**Work instructions:** Copy out the listing exactly.

▬▬▬▬▬▬▬▬▬▬

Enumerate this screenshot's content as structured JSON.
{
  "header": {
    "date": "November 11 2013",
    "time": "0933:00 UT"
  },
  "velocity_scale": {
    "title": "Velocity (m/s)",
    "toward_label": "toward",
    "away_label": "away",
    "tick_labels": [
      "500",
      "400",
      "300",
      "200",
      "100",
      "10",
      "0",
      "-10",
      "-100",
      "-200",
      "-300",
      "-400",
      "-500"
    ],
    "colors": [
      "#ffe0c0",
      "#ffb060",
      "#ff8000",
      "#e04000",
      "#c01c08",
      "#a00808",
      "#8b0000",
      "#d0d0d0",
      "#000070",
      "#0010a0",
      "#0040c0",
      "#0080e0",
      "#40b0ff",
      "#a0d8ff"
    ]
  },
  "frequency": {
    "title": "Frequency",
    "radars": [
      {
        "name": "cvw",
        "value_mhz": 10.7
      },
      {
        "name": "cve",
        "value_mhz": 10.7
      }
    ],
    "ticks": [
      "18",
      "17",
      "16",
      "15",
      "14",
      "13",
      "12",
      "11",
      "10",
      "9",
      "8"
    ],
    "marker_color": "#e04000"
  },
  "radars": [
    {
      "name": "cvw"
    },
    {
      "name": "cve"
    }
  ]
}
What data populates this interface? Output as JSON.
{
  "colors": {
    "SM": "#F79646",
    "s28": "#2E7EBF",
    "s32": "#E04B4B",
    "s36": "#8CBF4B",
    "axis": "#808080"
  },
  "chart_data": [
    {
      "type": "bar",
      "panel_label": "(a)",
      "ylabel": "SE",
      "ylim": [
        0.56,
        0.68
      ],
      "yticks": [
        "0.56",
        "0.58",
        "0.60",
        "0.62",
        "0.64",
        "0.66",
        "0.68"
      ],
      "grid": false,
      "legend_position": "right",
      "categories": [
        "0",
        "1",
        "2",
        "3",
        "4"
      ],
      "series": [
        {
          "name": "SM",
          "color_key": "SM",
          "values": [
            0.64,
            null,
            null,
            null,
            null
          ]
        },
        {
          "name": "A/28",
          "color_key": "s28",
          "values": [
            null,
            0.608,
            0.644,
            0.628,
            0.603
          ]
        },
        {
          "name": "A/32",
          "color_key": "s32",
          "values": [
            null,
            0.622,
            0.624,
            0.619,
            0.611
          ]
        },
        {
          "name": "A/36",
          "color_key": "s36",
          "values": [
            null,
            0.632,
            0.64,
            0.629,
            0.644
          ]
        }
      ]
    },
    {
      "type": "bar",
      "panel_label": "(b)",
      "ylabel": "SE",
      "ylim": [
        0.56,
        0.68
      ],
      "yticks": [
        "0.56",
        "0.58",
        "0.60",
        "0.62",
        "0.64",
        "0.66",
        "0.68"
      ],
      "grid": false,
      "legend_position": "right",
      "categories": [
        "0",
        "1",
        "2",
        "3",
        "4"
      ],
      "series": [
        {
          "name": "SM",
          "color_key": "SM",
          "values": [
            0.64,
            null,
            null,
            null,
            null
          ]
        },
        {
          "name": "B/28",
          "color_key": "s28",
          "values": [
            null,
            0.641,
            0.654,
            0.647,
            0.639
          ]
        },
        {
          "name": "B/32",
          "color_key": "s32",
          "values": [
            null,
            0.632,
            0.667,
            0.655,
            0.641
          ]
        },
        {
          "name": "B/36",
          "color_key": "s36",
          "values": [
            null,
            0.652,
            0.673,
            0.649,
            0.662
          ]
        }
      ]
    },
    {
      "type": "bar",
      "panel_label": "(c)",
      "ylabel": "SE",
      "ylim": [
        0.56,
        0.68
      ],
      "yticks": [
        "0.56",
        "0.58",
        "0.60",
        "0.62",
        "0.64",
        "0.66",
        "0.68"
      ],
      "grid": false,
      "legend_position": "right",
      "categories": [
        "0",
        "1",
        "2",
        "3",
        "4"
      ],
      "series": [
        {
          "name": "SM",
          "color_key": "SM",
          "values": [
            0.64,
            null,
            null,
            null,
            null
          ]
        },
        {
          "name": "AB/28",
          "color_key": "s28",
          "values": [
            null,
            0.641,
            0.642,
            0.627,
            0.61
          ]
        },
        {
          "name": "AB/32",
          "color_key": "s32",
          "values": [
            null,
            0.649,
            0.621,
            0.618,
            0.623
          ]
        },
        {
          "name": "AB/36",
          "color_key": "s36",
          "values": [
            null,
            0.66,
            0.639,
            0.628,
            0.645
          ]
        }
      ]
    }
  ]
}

▬▬▬▬▬▬▬▬▬▬

**Response to the task:**
Enumerate this screenshot's content as structured JSON.
{
  "header": {
    "date": "November 11 2013",
    "time": "0933:00 UT"
  },
  "velocity_scale": {
    "title": "Velocity (m/s)",
    "toward_label": "toward",
    "away_label": "away",
    "tick_labels": [
      "500",
      "400",
      "300",
      "200",
      "100",
      "10",
      "0",
      "-10",
      "-100",
      "-200",
      "-300",
      "-400",
      "-500"
    ],
    "colors": [
      "#ffe0c0",
      "#ffb060",
      "#ff8000",
      "#e04000",
      "#c01c08",
      "#a00808",
      "#8b0000",
      "#d0d0d0",
      "#000070",
      "#0010a0",
      "#0040c0",
      "#0080e0",
      "#40b0ff",
      "#a0d8ff"
    ]
  },
  "frequency": {
    "title": "Frequency",
    "radars": [
      {
        "name": "cvw",
        "value_mhz": 10.7
      },
      {
        "name": "cve",
        "value_mhz": 10.7
      }
    ],
    "ticks": [
      "18",
      "17",
      "16",
      "15",
      "14",
      "13",
      "12",
      "11",
      "10",
      "9",
      "8"
    ],
    "marker_color": "#e04000"
  },
  "radars": [
    {
      "name": "cvw"
    },
    {
      "name": "cve"
    }
  ]
}
What data populates this interface? Output as JSON.
{
  "colors": {
    "SM": "#F79646",
    "s28": "#2E7EBF",
    "s32": "#E04B4B",
    "s36": "#8CBF4B",
    "axis": "#808080"
  },
  "chart_data": [
    {
      "type": "bar",
      "panel_label": "(a)",
      "ylabel": "SE",
      "ylim": [
        0.56,
        0.68
      ],
      "yticks": [
        "0.56",
        "0.58",
        "0.60",
        "0.62",
        "0.64",
        "0.66",
        "0.68"
      ],
      "grid": false,
      "legend_position": "right",
      "categories": [
        "0",
        "1",
        "2",
        "3",
        "4"
      ],
      "series": [
        {
          "name": "SM",
          "color_key": "SM",
          "values": [
            0.64,
            null,
            null,
            null,
            null
          ]
        },
        {
          "name": "A/28",
          "color_key": "s28",
          "values": [
            null,
            0.608,
            0.644,
            0.628,
            0.603
          ]
        },
        {
          "name": "A/32",
          "color_key": "s32",
          "values": [
            null,
            0.622,
            0.624,
            0.619,
            0.611
          ]
        },
        {
          "name": "A/36",
          "color_key": "s36",
          "values": [
            null,
            0.632,
            0.64,
            0.629,
            0.644
          ]
        }
      ]
    },
    {
      "type": "bar",
      "panel_label": "(b)",
      "ylabel": "SE",
      "ylim": [
        0.56,
        0.68
      ],
      "yticks": [
        "0.56",
        "0.58",
        "0.60",
        "0.62",
        "0.64",
        "0.66",
        "0.68"
      ],
      "grid": false,
      "legend_position": "right",
      "categories": [
        "0",
        "1",
        "2",
        "3",
        "4"
      ],
      "series": [
        {
          "name": "SM",
          "color_key": "SM",
          "values": [
            0.64,
            null,
            null,
            null,
            null
          ]
        },
        {
          "name": "B/28",
          "color_key": "s28",
          "values": [
            null,
            0.641,
            0.654,
            0.647,
            0.639
          ]
        },
        {
          "name": "B/32",
          "color_key": "s32",
          "values": [
            null,
            0.632,
            0.667,
            0.655,
            0.641
          ]
        },
        {
          "name": "B/36",
          "color_key": "s36",
          "values": [
            null,
            0.652,
            0.673,
            0.649,
            0.662
          ]
        }
      ]
    },
    {
      "type": "bar",
      "panel_label": "(c)",
      "ylabel": "SE",
      "ylim": [
        0.56,
        0.68
      ],
      "yticks": [
        "0.56",
        "0.58",
        "0.60",
        "0.62",
        "0.64",
        "0.66",
        "0.68"
      ],
      "grid": false,
      "legend_position": "right",
      "categories": [
        "0",
        "1",
        "2",
        "3",
        "4"
      ],
      "series": [
        {
          "name": "SM",
          "color_key": "SM",
          "values": [
            0.64,
            null,
            null,
            null,
            null
          ]
        },
        {
          "name": "AB/28",
          "color_key": "s28",
          "values": [
            null,
            0.641,
            0.642,
            0.627,
            0.61
          ]
        },
        {
          "name": "AB/32",
          "color_key": "s32",
          "values": [
            null,
            0.649,
            0.621,
            0.618,
            0.623
          ]
        },
        {
          "name": "AB/36",
          "color_key": "s36",
          "values": [
            null,
            0.66,
            0.639,
            0.628,
            0.645
          ]
        }
      ]
    }
  ]
}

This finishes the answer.